» Records supplied
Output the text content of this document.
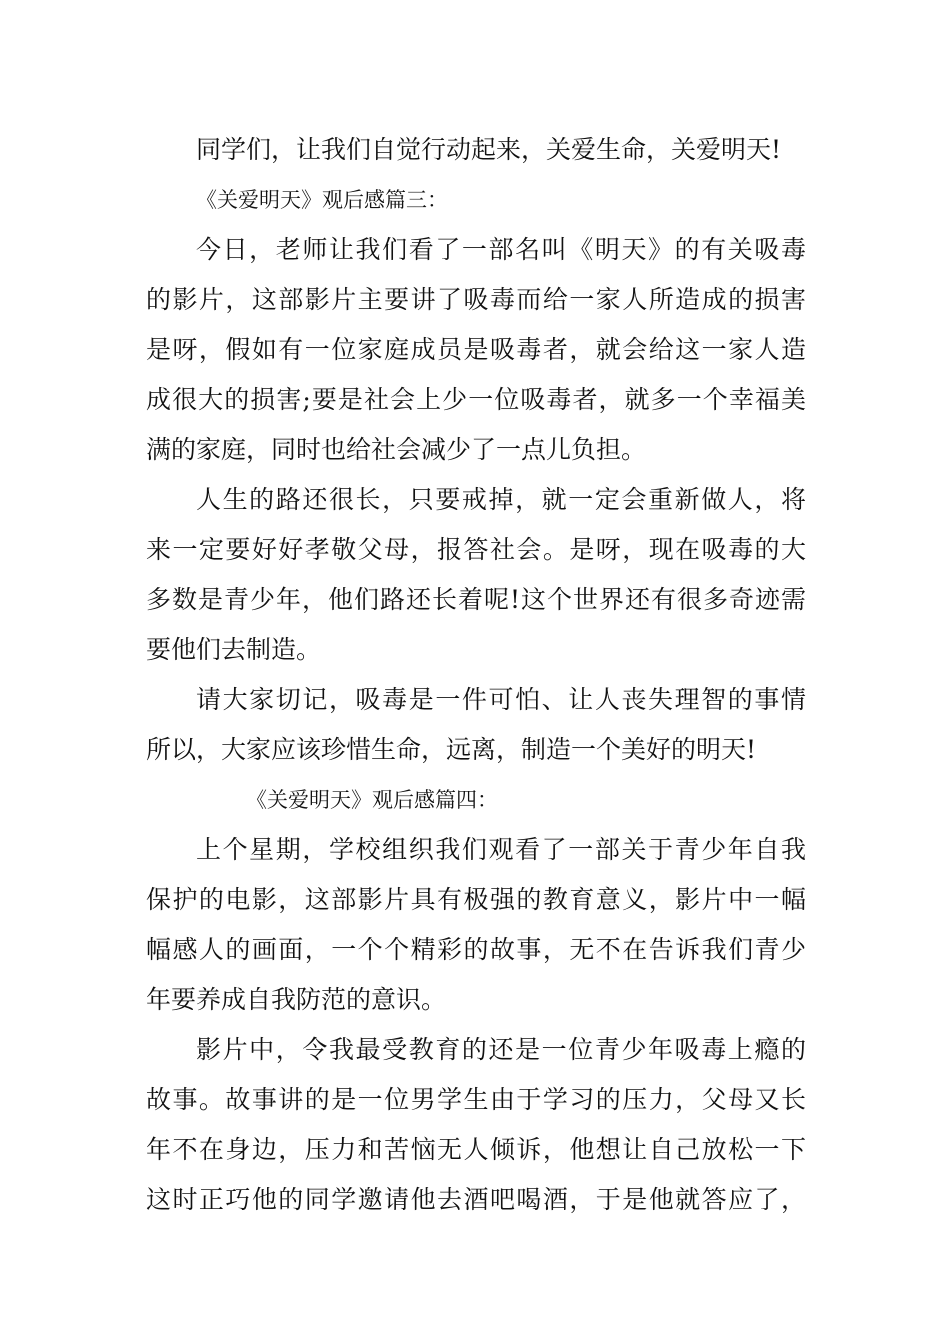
同学们，让我们自觉行动起来，关爱生命，关爱明天!
《关爱明天》观后感篇三：
今日，老师让我们看了一部名叫《明天》的有关吸毒
的影片，这部影片主要讲了吸毒而给一家人所造成的损害
是呀，假如有一位家庭成员是吸毒者，就会给这一家人造
成很大的损害;要是社会上少一位吸毒者，就多一个幸福美
满的家庭，同时也给社会减少了一点儿负担。
人生的路还很长，只要戒掉，就一定会重新做人，将
来一定要好好孝敬父母，报答社会。是呀，现在吸毒的大
多数是青少年，他们路还长着呢!这个世界还有很多奇迹需
要他们去制造。
请大家切记，吸毒是一件可怕、让人丧失理智的事情
所以，大家应该珍惜生命，远离，制造一个美好的明天!
《关爱明天》观后感篇四：
上个星期，学校组织我们观看了一部关于青少年自我
保护的电影，这部影片具有极强的教育意义，影片中一幅
幅感人的画面，一个个精彩的故事，无不在告诉我们青少
年要养成自我防范的意识。
影片中，令我最受教育的还是一位青少年吸毒上瘾的
故事。故事讲的是一位男学生由于学习的压力，父母又长
年不在身边，压力和苦恼无人倾诉，他想让自己放松一下
这时正巧他的同学邀请他去酒吧喝酒，于是他就答应了，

» Objective
Locate the word "关爱明天" in the records above, and return each line that has it.

» Final result
同学们，让我们自觉行动起来，关爱生命，关爱明天!
《关爱明天》观后感篇三：
《关爱明天》观后感篇四：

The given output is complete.